**Task objective:** Extract all lines that hold "this" from the records below.

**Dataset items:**
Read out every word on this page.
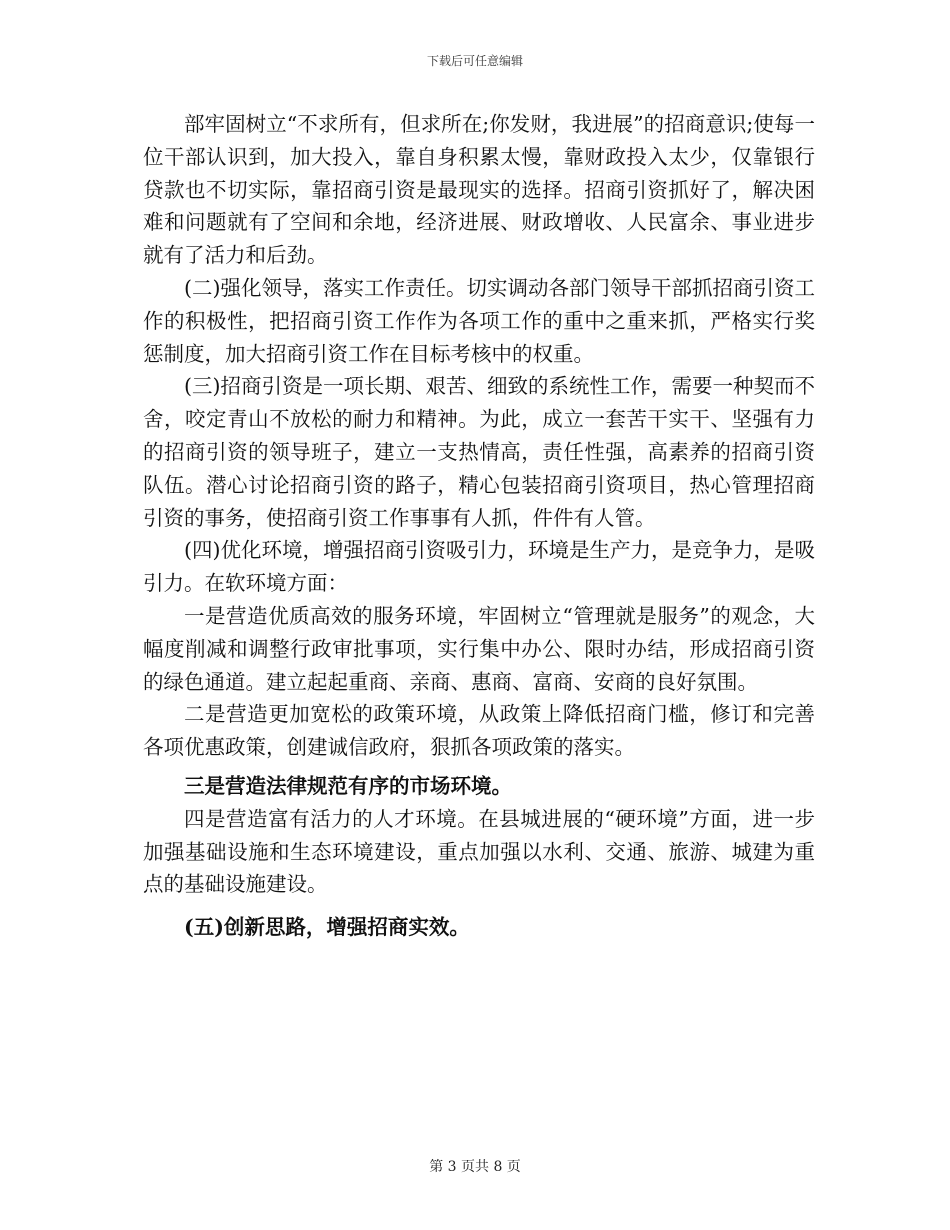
下载后可任意编辑

部牢固树立“不求所有，但求所在;你发财，我进展”的招商意识;使每一位干部认识到，加大投入，靠自身积累太慢，靠财政投入太少，仅靠银行贷款也不切实际，靠招商引资是最现实的选择。招商引资抓好了，解决困难和问题就有了空间和余地，经济进展、财政增收、人民富余、事业进步就有了活力和后劲。

(二)强化领导，落实工作责任。切实调动各部门领导干部抓招商引资工作的积极性，把招商引资工作作为各项工作的重中之重来抓，严格实行奖惩制度，加大招商引资工作在目标考核中的权重。

(三)招商引资是一项长期、艰苦、细致的系统性工作，需要一种契而不舍，咬定青山不放松的耐力和精神。为此，成立一套苦干实干、坚强有力的招商引资的领导班子，建立一支热情高，责任性强，高素养的招商引资队伍。潜心讨论招商引资的路子，精心包装招商引资项目，热心管理招商引资的事务，使招商引资工作事事有人抓，件件有人管。

(四)优化环境，增强招商引资吸引力，环境是生产力，是竞争力，是吸引力。在软环境方面：

一是营造优质高效的服务环境，牢固树立“管理就是服务”的观念，大幅度削减和调整行政审批事项，实行集中办公、限时办结，形成招商引资的绿色通道。建立起起重商、亲商、惠商、富商、安商的良好氛围。

二是营造更加宽松的政策环境，从政策上降低招商门槛，修订和完善各项优惠政策，创建诚信政府，狠抓各项政策的落实。

三是营造法律规范有序的市场环境。

四是营造富有活力的人才环境。在县城进展的“硬环境”方面，进一步加强基础设施和生态环境建设，重点加强以水利、交通、旅游、城建为重点的基础设施建设。

(五)创新思路，增强招商实效。

第 3 页共 8 页
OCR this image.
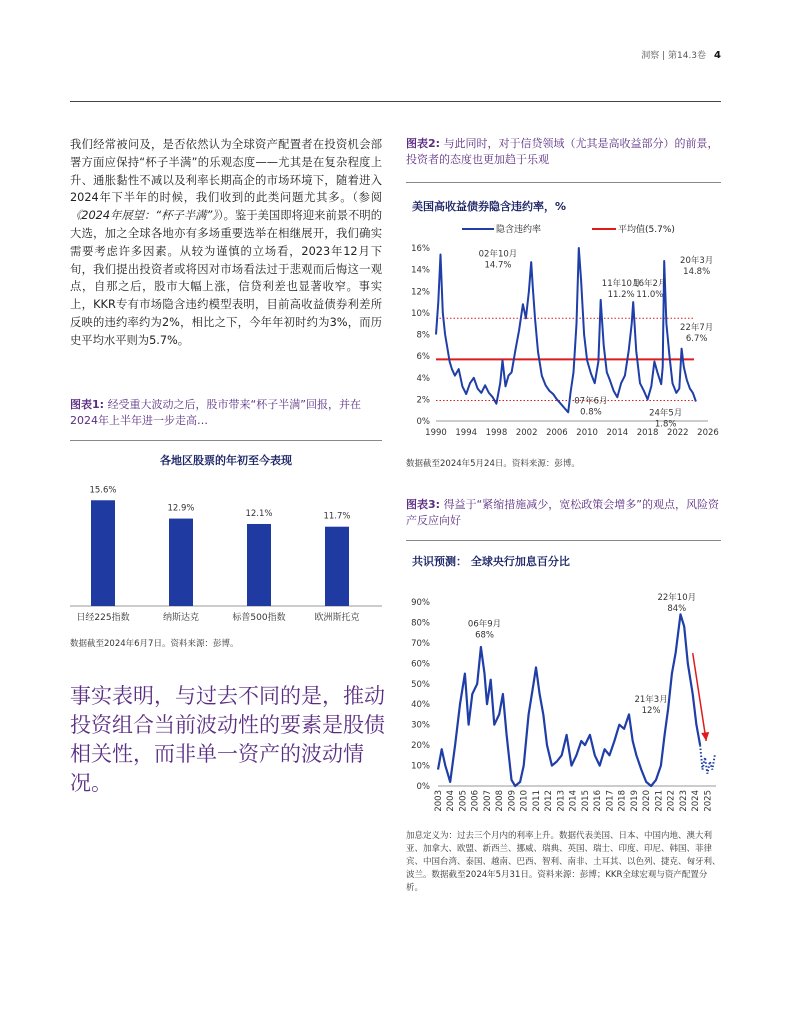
洞察 | 第14.3卷 4
我们经常被问及，是否依然认为全球资产配置者在投资机会部署方面应保持“杯子半满”的乐观态度——尤其是在复杂程度上升、通胀黏性不减以及利率长期高企的市场环境下，随着进入2024年下半年的时候，我们收到的此类问题尤其多。（参阅《2024年展望：“杯子半满”》）。鉴于美国即将迎来前景不明的大选，加之全球各地亦有多场重要选举在相继展开，我们确实需要考虑许多因素。从较为谨慎的立场看，2023年12月下旬，我们提出投资者或将因对市场看法过于悲观而后悔这一观点，自那之后，股市大幅上涨，信贷利差也显著收窄。事实上，KKR专有市场隐含违约模型表明，目前高收益债券利差所反映的违约率约为2%，相比之下，今年年初时约为3%，而历史平均水平则为5.7%。
图表1: 经受重大波动之后，股市带来“杯子半满”回报，并在2024年上半年进一步走高…
各地区股票的年初至今表现
15.6%
日经225指数
12.9%
纳斯达克
12.1%
标普500指数
11.7%
欧洲斯托克
数据截至2024年6月7日。资料来源：彭博。
事实表明，与过去不同的是，推动投资组合当前波动性的要素是股债相关性，而非单一资产的波动情况。
图表2: 与此同时，对于信贷领域（尤其是高收益部分）的前景，投资者的态度也更加趋于乐观
美国高收益债券隐含违约率，%
隐含违约率	平均值(5.7%)
0%
2%
4%
6%
8%
10%
12%
14%
16%
1990 1994 1998 2002 2006 2010 2014 2018 2022 2026
02年10月
14.7%
11年10月
11.2%
16年2月
11.0%
20年3月
14.8%
22年7月
6.7%
07年6月
0.8%	24年5月
1.8%
数据截至2024年5月24日。资料来源：彭博。
图表3: 得益于“紧缩措施减少，宽松政策会增多”的观点，风险资产反应向好
共识预测： 全球央行加息百分比
0%
10%
20%
30%
40%
50%
60%
70%
80%
90%
2003 2004 2005 2006 2007 2008 2009 2010 2011 2012 2013 2014 2015 2016 2017 2018 2019 2020 2021 2022 2023 2024 2025
06年9月
68%
21年3月
12%
22年10月
84%
加息定义为：过去三个月内的利率上升。数据代表美国、日本、中国内地、澳大利亚、加拿大、欧盟、新西兰、挪威、瑞典、英国、瑞士、印度、印尼、韩国、菲律宾、中国台湾、泰国、越南、巴西、智利、南非、土耳其、以色列、捷克、匈牙利、波兰。数据截至2024年5月31日。资料来源：彭博；KKR全球宏观与资产配置分析。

**Completed task:**
Read out every word on this page.
OCR this image.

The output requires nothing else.